Exercise directions:
Each line holding the word "garantisce" counts once; give the total and nothing more.

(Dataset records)

# # #

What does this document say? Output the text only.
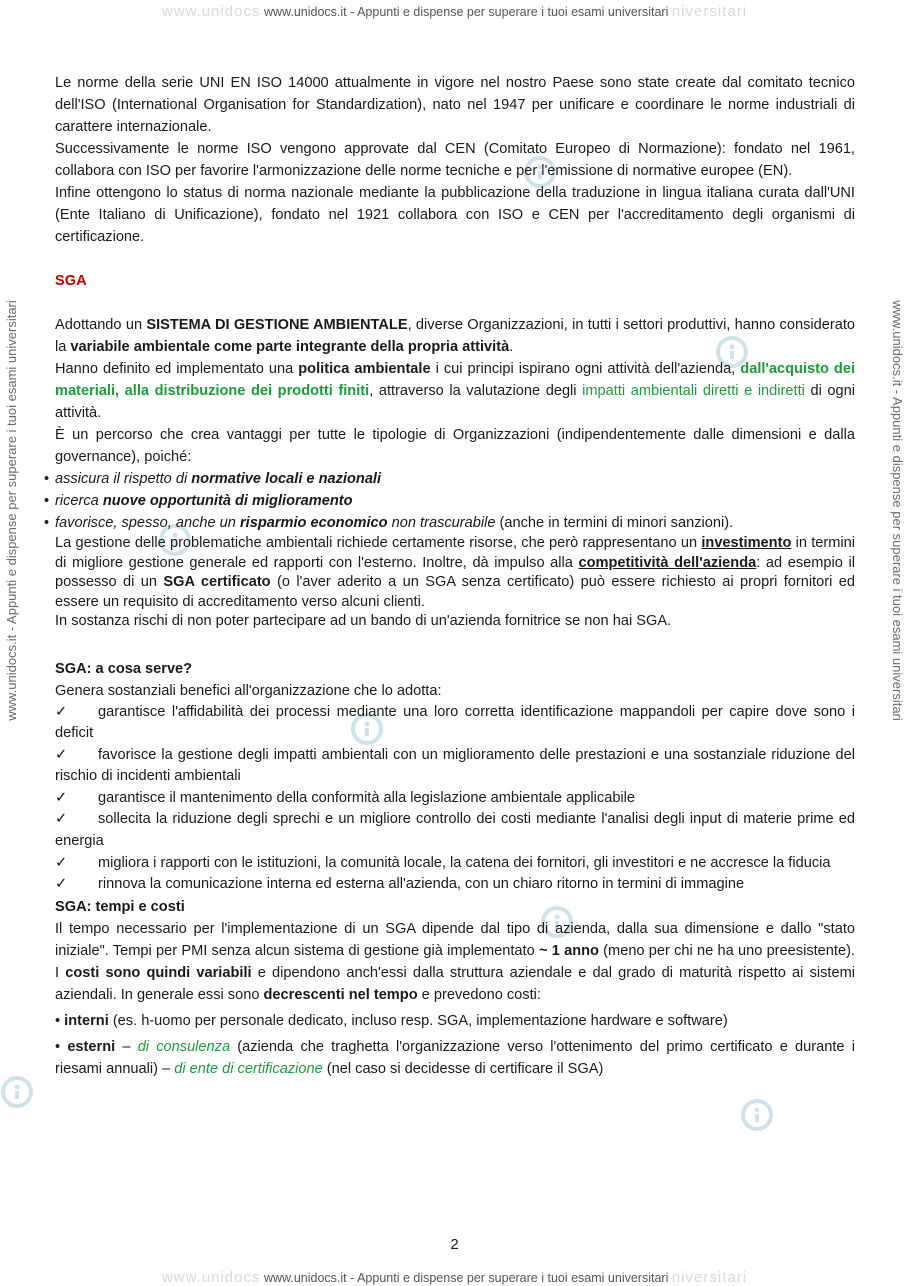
www.unidocs www.unidocs.it - Appunti e dispense per superare i tuoi esami universitari niversitari
www.unidocs.it - Appunti e dispense per superare i tuoi esami universitari	www.unidocs.it - Appunti e dispense per superare i tuoi esami universitari

Le norme della serie UNI EN ISO 14000 attualmente in vigore nel nostro Paese sono state create dal comitato tecnico dell'ISO (International Organisation for Standardization), nato nel 1947 per unificare e coordinare le norme industriali di carattere internazionale.

Successivamente le norme ISO vengono approvate dal CEN (Comitato Europeo di Normazione): fondato nel 1961, collabora con ISO per favorire l'armonizzazione delle norme tecniche e per l'emissione di normative europee (EN).

Infine ottengono lo status di norma nazionale mediante la pubblicazione della traduzione in lingua italiana curata dall'UNI (Ente Italiano di Unificazione), fondato nel 1921 collabora con ISO e CEN per l'accreditamento degli organismi di certificazione.

SGA

Adottando un SISTEMA DI GESTIONE AMBIENTALE, diverse Organizzazioni, in tutti i settori produttivi, hanno considerato la variabile ambientale come parte integrante della propria attività.

Hanno definito ed implementato una politica ambientale i cui principi ispirano ogni attività dell'azienda, dall'acquisto dei materiali, alla distribuzione dei prodotti finiti, attraverso la valutazione degli impatti ambientali diretti e indiretti di ogni attività.

È un percorso che crea vantaggi per tutte le tipologie di Organizzazioni (indipendentemente dalle dimensioni e dalla governance), poiché:

• assicura il rispetto di normative locali e nazionali
• ricerca nuove opportunità di miglioramento
• favorisce, spesso, anche un risparmio economico non trascurabile (anche in termini di minori sanzioni).

La gestione delle problematiche ambientali richiede certamente risorse, che però rappresentano un investimento in termini di migliore gestione generale ed rapporti con l'esterno. Inoltre, dà impulso alla competitività dell'azienda: ad esempio il possesso di un SGA certificato (o l'aver aderito a un SGA senza certificato) può essere richiesto ai propri fornitori ed essere un requisito di accreditamento verso alcuni clienti.

In sostanza rischi di non poter partecipare ad un bando di un'azienda fornitrice se non hai SGA.

SGA: a cosa serve?

Genera sostanziali benefici all'organizzazione che lo adotta:

✓ garantisce l'affidabilità dei processi mediante una loro corretta identificazione mappandoli per capire dove sono i deficit
✓ favorisce la gestione degli impatti ambientali con un miglioramento delle prestazioni e una sostanziale riduzione del rischio di incidenti ambientali
✓ garantisce il mantenimento della conformità alla legislazione ambientale applicabile
✓ sollecita la riduzione degli sprechi e un migliore controllo dei costi mediante l'analisi degli input di materie prime ed energia
✓ migliora i rapporti con le istituzioni, la comunità locale, la catena dei fornitori, gli investitori e ne accresce la fiducia
✓ rinnova la comunicazione interna ed esterna all'azienda, con un chiaro ritorno in termini di immagine

SGA: tempi e costi

Il tempo necessario per l'implementazione di un SGA dipende dal tipo di azienda, dalla sua dimensione e dallo "stato iniziale". Tempi per PMI senza alcun sistema di gestione già implementato ~ 1 anno (meno per chi ne ha uno preesistente). I costi sono quindi variabili e dipendono anch'essi dalla struttura aziendale e dal grado di maturità rispetto ai sistemi aziendali. In generale essi sono decrescenti nel tempo e prevedono costi:

• interni (es. h-uomo per personale dedicato, incluso resp. SGA, implementazione hardware e software)

• esterni – di consulenza (azienda che traghetta l'organizzazione verso l'ottenimento del primo certificato e durante i riesami annuali) – di ente di certificazione (nel caso si decidesse di certificare il SGA)

2
www.unidocs www.unidocs.it - Appunti e dispense per superare i tuoi esami universitari niversitari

# # #

Solution to this problem:
2